== What is asked ==
From the listing below, extract every line in which the word "Ohms" appears.

**********

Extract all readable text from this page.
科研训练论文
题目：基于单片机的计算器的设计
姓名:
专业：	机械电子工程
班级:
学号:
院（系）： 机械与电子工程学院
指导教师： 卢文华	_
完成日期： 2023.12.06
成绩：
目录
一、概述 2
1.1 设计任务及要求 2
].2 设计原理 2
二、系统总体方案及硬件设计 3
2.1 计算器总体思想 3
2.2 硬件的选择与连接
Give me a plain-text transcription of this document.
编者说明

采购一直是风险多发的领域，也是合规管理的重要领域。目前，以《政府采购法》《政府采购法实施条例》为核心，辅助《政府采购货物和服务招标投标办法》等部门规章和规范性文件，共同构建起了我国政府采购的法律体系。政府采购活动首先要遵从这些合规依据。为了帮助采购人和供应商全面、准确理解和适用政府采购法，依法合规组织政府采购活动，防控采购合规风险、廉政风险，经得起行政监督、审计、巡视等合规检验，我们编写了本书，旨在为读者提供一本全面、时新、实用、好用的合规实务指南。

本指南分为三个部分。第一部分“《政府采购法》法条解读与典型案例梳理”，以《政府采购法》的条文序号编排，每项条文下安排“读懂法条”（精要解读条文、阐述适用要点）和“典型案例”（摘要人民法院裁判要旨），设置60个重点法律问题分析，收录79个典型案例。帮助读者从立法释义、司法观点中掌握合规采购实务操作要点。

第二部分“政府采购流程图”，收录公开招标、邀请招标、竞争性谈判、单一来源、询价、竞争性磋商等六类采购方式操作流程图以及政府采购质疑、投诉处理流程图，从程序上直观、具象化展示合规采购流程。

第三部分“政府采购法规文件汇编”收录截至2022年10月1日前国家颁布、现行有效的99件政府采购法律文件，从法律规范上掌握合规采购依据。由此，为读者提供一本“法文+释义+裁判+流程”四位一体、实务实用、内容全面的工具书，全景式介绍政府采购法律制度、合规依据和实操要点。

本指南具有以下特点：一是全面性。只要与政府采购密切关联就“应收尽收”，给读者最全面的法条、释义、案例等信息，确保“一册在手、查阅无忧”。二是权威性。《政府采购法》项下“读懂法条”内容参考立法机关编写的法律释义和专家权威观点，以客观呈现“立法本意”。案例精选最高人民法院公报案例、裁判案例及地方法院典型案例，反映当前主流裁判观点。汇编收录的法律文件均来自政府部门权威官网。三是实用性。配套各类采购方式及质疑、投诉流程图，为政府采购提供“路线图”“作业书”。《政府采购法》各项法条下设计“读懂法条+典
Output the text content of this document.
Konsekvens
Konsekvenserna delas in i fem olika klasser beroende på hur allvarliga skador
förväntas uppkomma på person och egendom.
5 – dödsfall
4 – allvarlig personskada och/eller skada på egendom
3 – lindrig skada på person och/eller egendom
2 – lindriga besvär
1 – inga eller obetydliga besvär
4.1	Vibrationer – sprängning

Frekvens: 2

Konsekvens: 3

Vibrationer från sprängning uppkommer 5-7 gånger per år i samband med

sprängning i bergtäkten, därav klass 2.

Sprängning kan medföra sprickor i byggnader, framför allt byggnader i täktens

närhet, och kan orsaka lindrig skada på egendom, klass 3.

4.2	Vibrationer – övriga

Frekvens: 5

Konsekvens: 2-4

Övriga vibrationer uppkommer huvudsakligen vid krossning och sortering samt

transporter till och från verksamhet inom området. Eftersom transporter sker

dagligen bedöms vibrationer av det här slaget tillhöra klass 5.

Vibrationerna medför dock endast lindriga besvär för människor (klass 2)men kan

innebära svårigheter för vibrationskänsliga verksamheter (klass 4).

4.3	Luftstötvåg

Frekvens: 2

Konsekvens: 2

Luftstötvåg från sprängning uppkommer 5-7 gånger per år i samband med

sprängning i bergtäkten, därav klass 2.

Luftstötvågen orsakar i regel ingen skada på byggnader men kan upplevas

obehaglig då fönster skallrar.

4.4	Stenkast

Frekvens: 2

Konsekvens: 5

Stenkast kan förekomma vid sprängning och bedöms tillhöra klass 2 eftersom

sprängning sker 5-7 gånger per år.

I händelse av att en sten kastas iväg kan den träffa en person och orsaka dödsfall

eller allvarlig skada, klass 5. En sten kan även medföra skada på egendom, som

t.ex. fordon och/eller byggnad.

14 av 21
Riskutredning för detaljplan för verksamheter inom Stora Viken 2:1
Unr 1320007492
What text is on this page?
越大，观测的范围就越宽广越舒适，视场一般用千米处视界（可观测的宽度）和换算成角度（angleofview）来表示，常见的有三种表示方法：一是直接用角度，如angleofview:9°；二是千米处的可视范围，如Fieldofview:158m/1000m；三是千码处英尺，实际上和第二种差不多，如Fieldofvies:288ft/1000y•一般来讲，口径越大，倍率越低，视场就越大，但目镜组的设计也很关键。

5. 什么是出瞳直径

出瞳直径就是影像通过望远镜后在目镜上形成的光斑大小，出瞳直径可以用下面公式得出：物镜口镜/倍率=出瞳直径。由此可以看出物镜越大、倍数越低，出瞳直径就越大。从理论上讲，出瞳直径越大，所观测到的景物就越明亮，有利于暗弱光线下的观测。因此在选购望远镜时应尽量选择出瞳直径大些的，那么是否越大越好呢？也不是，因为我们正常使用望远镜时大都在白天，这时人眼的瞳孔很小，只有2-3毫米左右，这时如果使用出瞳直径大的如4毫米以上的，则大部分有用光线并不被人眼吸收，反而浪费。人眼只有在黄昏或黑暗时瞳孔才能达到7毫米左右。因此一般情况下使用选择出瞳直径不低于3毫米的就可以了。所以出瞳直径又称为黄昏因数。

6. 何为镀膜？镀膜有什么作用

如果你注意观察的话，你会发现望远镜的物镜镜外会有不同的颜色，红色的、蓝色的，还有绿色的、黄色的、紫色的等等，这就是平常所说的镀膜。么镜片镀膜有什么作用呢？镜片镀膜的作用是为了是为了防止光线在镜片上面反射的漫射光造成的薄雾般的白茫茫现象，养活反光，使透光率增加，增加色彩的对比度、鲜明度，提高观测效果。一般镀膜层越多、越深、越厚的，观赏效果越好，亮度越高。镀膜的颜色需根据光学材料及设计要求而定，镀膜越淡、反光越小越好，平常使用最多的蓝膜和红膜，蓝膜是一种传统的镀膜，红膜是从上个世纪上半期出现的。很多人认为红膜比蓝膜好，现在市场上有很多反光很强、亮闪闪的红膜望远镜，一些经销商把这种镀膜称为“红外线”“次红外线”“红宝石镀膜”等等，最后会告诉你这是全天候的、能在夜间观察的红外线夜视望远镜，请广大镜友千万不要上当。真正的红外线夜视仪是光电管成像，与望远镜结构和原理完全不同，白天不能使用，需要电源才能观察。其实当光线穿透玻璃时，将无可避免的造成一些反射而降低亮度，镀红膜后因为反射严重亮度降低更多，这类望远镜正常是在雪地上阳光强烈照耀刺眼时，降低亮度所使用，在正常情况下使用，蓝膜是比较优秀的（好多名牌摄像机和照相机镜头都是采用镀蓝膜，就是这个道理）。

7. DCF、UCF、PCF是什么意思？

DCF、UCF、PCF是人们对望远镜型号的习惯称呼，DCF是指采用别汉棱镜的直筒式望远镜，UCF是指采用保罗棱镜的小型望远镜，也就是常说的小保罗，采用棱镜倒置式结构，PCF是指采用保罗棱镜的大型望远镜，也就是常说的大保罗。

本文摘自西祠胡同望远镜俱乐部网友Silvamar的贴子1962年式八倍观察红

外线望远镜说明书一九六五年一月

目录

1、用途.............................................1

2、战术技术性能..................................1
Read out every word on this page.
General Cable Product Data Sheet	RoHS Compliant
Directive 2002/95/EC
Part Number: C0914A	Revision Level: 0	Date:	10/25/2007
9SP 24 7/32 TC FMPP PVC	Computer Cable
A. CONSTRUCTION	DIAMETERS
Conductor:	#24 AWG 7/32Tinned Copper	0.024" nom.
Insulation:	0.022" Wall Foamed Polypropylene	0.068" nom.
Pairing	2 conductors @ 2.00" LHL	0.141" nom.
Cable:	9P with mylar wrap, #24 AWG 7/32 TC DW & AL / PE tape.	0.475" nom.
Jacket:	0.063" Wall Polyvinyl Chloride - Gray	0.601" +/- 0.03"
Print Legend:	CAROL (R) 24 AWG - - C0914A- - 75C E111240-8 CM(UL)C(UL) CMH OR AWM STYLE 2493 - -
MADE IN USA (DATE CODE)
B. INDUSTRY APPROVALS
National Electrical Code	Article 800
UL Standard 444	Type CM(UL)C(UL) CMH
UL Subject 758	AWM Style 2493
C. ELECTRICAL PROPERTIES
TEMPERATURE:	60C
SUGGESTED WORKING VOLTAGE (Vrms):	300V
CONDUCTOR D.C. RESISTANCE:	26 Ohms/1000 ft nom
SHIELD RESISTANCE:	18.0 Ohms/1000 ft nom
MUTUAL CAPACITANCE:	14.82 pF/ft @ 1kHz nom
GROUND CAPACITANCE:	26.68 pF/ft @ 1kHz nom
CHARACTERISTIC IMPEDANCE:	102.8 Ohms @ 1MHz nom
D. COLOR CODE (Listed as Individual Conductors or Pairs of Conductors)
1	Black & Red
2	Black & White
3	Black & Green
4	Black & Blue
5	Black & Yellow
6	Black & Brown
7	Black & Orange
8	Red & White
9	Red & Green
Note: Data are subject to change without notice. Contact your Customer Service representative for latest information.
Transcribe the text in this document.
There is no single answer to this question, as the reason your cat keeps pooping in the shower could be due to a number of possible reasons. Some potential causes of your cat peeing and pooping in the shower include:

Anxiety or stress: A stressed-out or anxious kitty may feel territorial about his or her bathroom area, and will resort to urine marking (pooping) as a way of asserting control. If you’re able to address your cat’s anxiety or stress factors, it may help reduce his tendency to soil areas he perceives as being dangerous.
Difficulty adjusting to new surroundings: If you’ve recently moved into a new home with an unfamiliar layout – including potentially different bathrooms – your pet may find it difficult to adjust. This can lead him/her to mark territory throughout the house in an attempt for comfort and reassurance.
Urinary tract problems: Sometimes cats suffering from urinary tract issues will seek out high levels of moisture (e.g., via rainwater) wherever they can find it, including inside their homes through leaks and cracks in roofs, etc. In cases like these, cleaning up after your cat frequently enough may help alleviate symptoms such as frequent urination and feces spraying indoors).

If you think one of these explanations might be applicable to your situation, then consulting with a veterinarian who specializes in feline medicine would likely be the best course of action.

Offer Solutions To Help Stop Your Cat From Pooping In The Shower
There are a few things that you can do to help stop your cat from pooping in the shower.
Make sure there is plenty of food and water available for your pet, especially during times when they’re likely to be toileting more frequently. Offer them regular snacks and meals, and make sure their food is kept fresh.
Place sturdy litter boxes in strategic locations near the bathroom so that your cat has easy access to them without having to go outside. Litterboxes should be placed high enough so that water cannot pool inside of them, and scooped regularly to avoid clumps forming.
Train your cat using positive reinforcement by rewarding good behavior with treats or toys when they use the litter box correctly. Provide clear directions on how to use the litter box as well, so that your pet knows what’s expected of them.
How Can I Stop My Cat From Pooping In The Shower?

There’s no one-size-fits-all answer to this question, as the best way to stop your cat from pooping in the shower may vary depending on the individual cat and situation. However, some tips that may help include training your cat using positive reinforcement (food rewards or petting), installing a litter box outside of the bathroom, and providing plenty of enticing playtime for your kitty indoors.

**********

== Written reply ==
CONDUCTOR D.C. RESISTANCE:	26 Ohms/1000 ft nom
SHIELD RESISTANCE:	18.0 Ohms/1000 ft nom
CHARACTERISTIC IMPEDANCE:	102.8 Ohms @ 1MHz nom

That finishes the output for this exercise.